#### Stated problem
Please return the full listing below without altering anything.

#### Data for this exercise
+-------+

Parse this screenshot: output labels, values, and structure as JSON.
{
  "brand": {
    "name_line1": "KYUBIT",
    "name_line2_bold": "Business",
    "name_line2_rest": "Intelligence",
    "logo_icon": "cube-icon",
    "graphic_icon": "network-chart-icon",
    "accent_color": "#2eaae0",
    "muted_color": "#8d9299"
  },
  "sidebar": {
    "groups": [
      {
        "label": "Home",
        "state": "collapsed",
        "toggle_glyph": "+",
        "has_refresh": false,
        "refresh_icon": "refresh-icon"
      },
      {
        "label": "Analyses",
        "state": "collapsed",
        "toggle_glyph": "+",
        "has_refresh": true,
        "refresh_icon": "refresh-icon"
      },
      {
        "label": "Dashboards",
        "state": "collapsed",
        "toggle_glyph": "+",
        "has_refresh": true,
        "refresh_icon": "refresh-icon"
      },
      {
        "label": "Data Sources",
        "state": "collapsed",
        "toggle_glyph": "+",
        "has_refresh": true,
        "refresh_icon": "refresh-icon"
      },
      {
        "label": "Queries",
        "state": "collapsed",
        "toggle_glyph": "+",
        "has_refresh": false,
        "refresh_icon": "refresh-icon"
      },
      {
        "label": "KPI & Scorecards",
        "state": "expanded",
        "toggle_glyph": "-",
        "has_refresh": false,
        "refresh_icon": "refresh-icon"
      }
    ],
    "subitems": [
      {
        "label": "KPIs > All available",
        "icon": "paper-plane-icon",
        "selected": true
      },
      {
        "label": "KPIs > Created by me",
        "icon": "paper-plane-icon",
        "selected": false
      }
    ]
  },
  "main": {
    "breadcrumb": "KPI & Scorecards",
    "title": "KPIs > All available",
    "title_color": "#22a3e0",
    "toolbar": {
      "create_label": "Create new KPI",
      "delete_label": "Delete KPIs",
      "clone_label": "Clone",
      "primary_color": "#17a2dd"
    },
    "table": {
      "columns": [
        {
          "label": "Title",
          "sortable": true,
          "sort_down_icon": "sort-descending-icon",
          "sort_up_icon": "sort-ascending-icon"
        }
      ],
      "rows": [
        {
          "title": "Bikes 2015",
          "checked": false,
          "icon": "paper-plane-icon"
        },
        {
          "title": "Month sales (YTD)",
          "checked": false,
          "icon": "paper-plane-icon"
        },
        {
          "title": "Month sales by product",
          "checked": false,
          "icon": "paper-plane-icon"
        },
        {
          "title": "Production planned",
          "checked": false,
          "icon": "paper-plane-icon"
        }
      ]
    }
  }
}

+-------+

#### Task solution
Parse this screenshot: output labels, values, and structure as JSON.
{
  "brand": {
    "name_line1": "KYUBIT",
    "name_line2_bold": "Business",
    "name_line2_rest": "Intelligence",
    "logo_icon": "cube-icon",
    "graphic_icon": "network-chart-icon",
    "accent_color": "#2eaae0",
    "muted_color": "#8d9299"
  },
  "sidebar": {
    "groups": [
      {
        "label": "Home",
        "state": "collapsed",
        "toggle_glyph": "+",
        "has_refresh": false,
        "refresh_icon": "refresh-icon"
      },
      {
        "label": "Analyses",
        "state": "collapsed",
        "toggle_glyph": "+",
        "has_refresh": true,
        "refresh_icon": "refresh-icon"
      },
      {
        "label": "Dashboards",
        "state": "collapsed",
        "toggle_glyph": "+",
        "has_refresh": true,
        "refresh_icon": "refresh-icon"
      },
      {
        "label": "Data Sources",
        "state": "collapsed",
        "toggle_glyph": "+",
        "has_refresh": true,
        "refresh_icon": "refresh-icon"
      },
      {
        "label": "Queries",
        "state": "collapsed",
        "toggle_glyph": "+",
        "has_refresh": false,
        "refresh_icon": "refresh-icon"
      },
      {
        "label": "KPI & Scorecards",
        "state": "expanded",
        "toggle_glyph": "-",
        "has_refresh": false,
        "refresh_icon": "refresh-icon"
      }
    ],
    "subitems": [
      {
        "label": "KPIs > All available",
        "icon": "paper-plane-icon",
        "selected": true
      },
      {
        "label": "KPIs > Created by me",
        "icon": "paper-plane-icon",
        "selected": false
      }
    ]
  },
  "main": {
    "breadcrumb": "KPI & Scorecards",
    "title": "KPIs > All available",
    "title_color": "#22a3e0",
    "toolbar": {
      "create_label": "Create new KPI",
      "delete_label": "Delete KPIs",
      "clone_label": "Clone",
      "primary_color": "#17a2dd"
    },
    "table": {
      "columns": [
        {
          "label": "Title",
          "sortable": true,
          "sort_down_icon": "sort-descending-icon",
          "sort_up_icon": "sort-ascending-icon"
        }
      ],
      "rows": [
        {
          "title": "Bikes 2015",
          "checked": false,
          "icon": "paper-plane-icon"
        },
        {
          "title": "Month sales (YTD)",
          "checked": false,
          "icon": "paper-plane-icon"
        },
        {
          "title": "Month sales by product",
          "checked": false,
          "icon": "paper-plane-icon"
        },
        {
          "title": "Production planned",
          "checked": false,
          "icon": "paper-plane-icon"
        }
      ]
    }
  }
}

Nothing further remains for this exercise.